» **Given task**: Pictures do not belong in the copy; transcribe everything else in the records exactly.

» **Data excerpts**:
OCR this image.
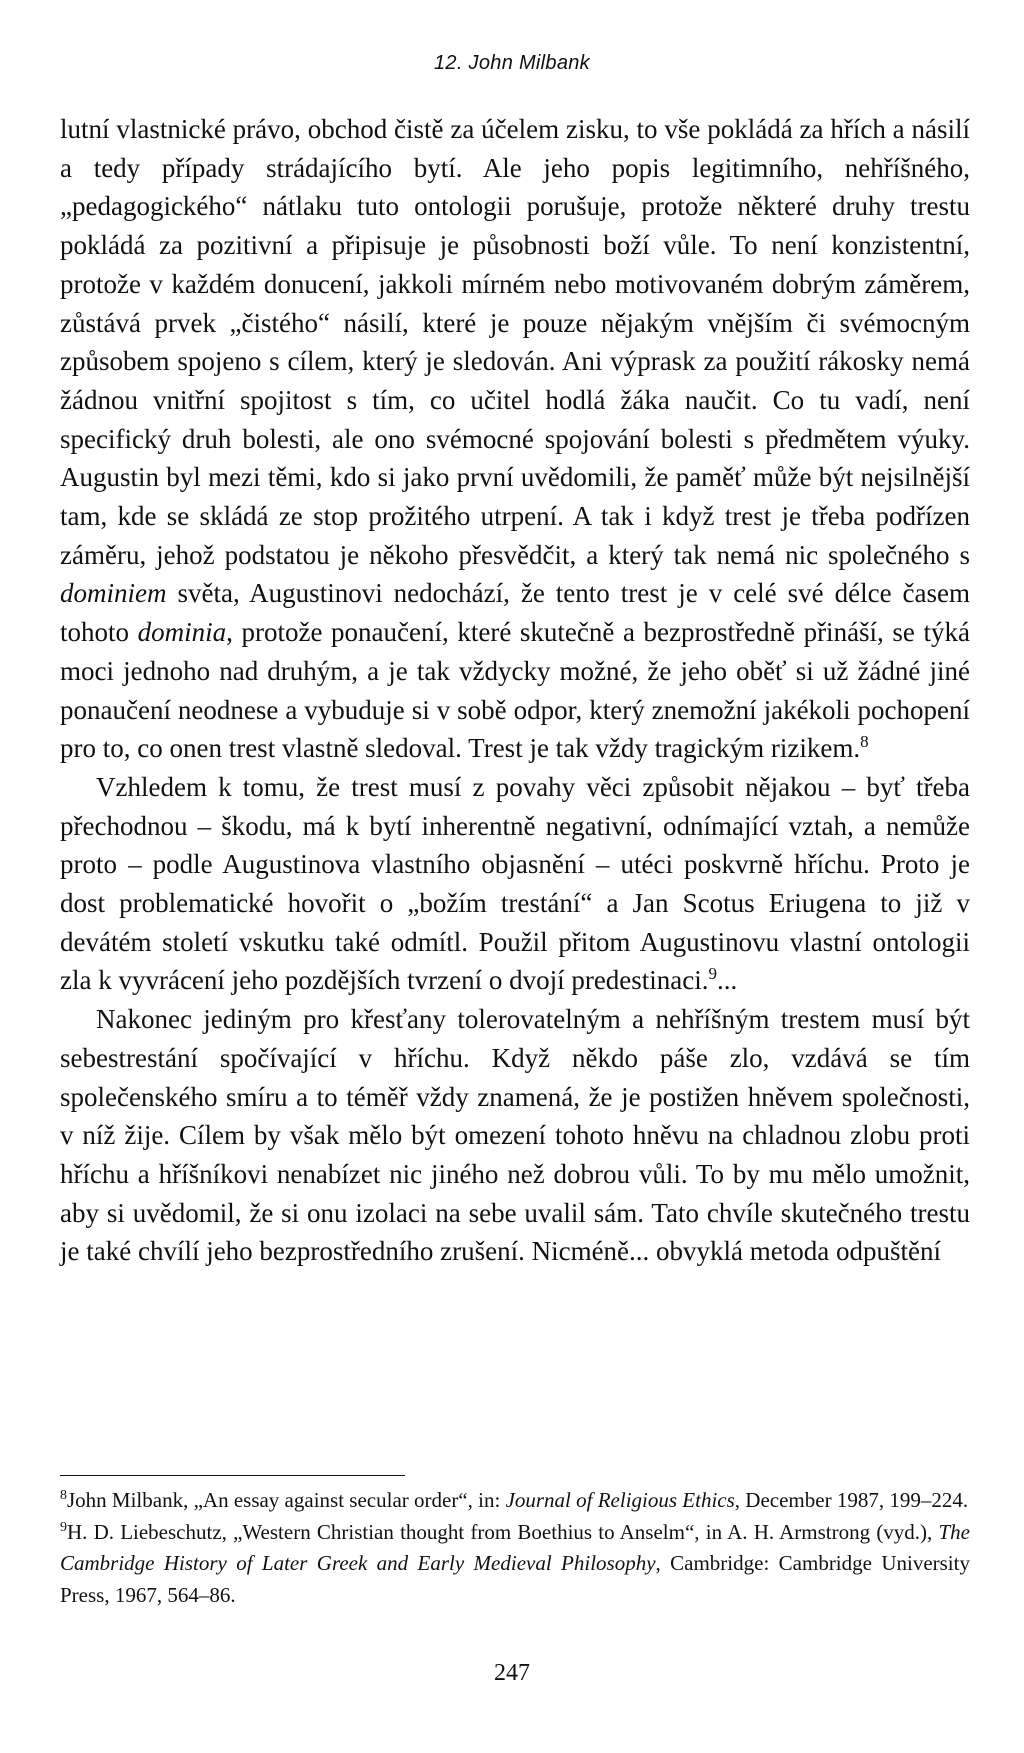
12. John Milbank

lutní vlastnické právo, obchod čistě za účelem zisku, to vše pokládá za hřích a násilí a tedy případy strádajícího bytí. Ale jeho popis legitimního, nehříšného, „pedagogického“ nátlaku tuto ontologii porušuje, protože některé druhy trestu pokládá za pozitivní a připisuje je působnosti boží vůle. To není konzistentní, protože v každém donucení, jakkoli mírném nebo motivovaném dobrým záměrem, zůstává prvek „čistého“ násilí, které je pouze nějakým vnějším či svémocným způsobem spojeno s cílem, který je sledován. Ani výprask za použití rákosky nemá žádnou vnitřní spojitost s tím, co učitel hodlá žáka naučit. Co tu vadí, není specifický druh bolesti, ale ono svémocné spojování bolesti s předmětem výuky. Augustin byl mezi těmi, kdo si jako první uvědomili, že paměť může být nejsilnější tam, kde se skládá ze stop prožitého utrpení. A tak i když trest je třeba podřízen záměru, jehož podstatou je někoho přesvědčit, a který tak nemá nic společného s dominiem světa, Augustinovi nedochází, že tento trest je v celé své délce časem tohoto dominia, protože ponaučení, které skutečně a bezprostředně přináší, se týká moci jednoho nad druhým, a je tak vždycky možné, že jeho oběť si už žádné jiné ponaučení neodnese a vybuduje si v sobě odpor, který znemožní jakékoli pochopení pro to, co onen trest vlastně sledoval. Trest je tak vždy tragickým rizikem.$^8$

Vzhledem k tomu, že trest musí z povahy věci způsobit nějakou – byť třeba přechodnou – škodu, má k bytí inherentně negativní, odnímající vztah, a nemůže proto – podle Augustinova vlastního objasnění – utéci poskvrně hříchu. Proto je dost problematické hovořit o „božím trestání“ a Jan Scotus Eriugena to již v devátém století vskutku také odmítl. Použil přitom Augustinovu vlastní ontologii zla k vyvrácení jeho pozdějších tvrzení o dvojí predestinaci.$^9$...

Nakonec jediným pro křesťany tolerovatelným a nehříšným trestem musí být sebestrestání spočívající v hříchu. Když někdo páše zlo, vzdává se tím společenského smíru a to téměř vždy znamená, že je postižen hněvem společnosti, v níž žije. Cílem by však mělo být omezení tohoto hněvu na chladnou zlobu proti hříchu a hříšníkovi nenabízet nic jiného než dobrou vůli. To by mu mělo umožnit, aby si uvědomil, že si onu izolaci na sebe uvalil sám. Tato chvíle skutečného trestu je také chvílí jeho bezprostředního zrušení. Nicméně... obvyklá metoda odpuštění

$^8$John Milbank, „An essay against secular order“, in: Journal of Religious Ethics, December 1987, 199–224.

$^9$H. D. Liebeschutz, „Western Christian thought from Boethius to Anselm“, in A. H. Armstrong (vyd.), The Cambridge History of Later Greek and Early Medieval Philosophy, Cambridge: Cambridge University Press, 1967, 564–86.

247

» **Output of the exercise**:
OCR this image.
12. John Milbank

lutní vlastnické právo, obchod čistě za účelem zisku, to vše pokládá za hřích a násilí a tedy případy strádajícího bytí. Ale jeho popis legitimního, nehříšného, „pedagogického“ nátlaku tuto ontologii porušuje, protože některé druhy trestu pokládá za pozitivní a připisuje je působnosti boží vůle. To není konzistentní, protože v každém donucení, jakkoli mírném nebo motivovaném dobrým záměrem, zůstává prvek „čistého“ násilí, které je pouze nějakým vnějším či svémocným způsobem spojeno s cílem, který je sledován. Ani výprask za použití rákosky nemá žádnou vnitřní spojitost s tím, co učitel hodlá žáka naučit. Co tu vadí, není specifický druh bolesti, ale ono svémocné spojování bolesti s předmětem výuky. Augustin byl mezi těmi, kdo si jako první uvědomili, že paměť může být nejsilnější tam, kde se skládá ze stop prožitého utrpení. A tak i když trest je třeba podřízen záměru, jehož podstatou je někoho přesvědčit, a který tak nemá nic společného s dominiem světa, Augustinovi nedochází, že tento trest je v celé své délce časem tohoto dominia, protože ponaučení, které skutečně a bezprostředně přináší, se týká moci jednoho nad druhým, a je tak vždycky možné, že jeho oběť si už žádné jiné ponaučení neodnese a vybuduje si v sobě odpor, který znemožní jakékoli pochopení pro to, co onen trest vlastně sledoval. Trest je tak vždy tragickým rizikem.$^8$

Vzhledem k tomu, že trest musí z povahy věci způsobit nějakou – byť třeba přechodnou – škodu, má k bytí inherentně negativní, odnímající vztah, a nemůže proto – podle Augustinova vlastního objasnění – utéci poskvrně hříchu. Proto je dost problematické hovořit o „božím trestání“ a Jan Scotus Eriugena to již v devátém století vskutku také odmítl. Použil přitom Augustinovu vlastní ontologii zla k vyvrácení jeho pozdějších tvrzení o dvojí predestinaci.$^9$...

Nakonec jediným pro křesťany tolerovatelným a nehříšným trestem musí být sebestrestání spočívající v hříchu. Když někdo páše zlo, vzdává se tím společenského smíru a to téměř vždy znamená, že je postižen hněvem společnosti, v níž žije. Cílem by však mělo být omezení tohoto hněvu na chladnou zlobu proti hříchu a hříšníkovi nenabízet nic jiného než dobrou vůli. To by mu mělo umožnit, aby si uvědomil, že si onu izolaci na sebe uvalil sám. Tato chvíle skutečného trestu je také chvílí jeho bezprostředního zrušení. Nicméně... obvyklá metoda odpuštění

$^8$John Milbank, „An essay against secular order“, in: Journal of Religious Ethics, December 1987, 199–224.

$^9$H. D. Liebeschutz, „Western Christian thought from Boethius to Anselm“, in A. H. Armstrong (vyd.), The Cambridge History of Later Greek and Early Medieval Philosophy, Cambridge: Cambridge University Press, 1967, 564–86.

247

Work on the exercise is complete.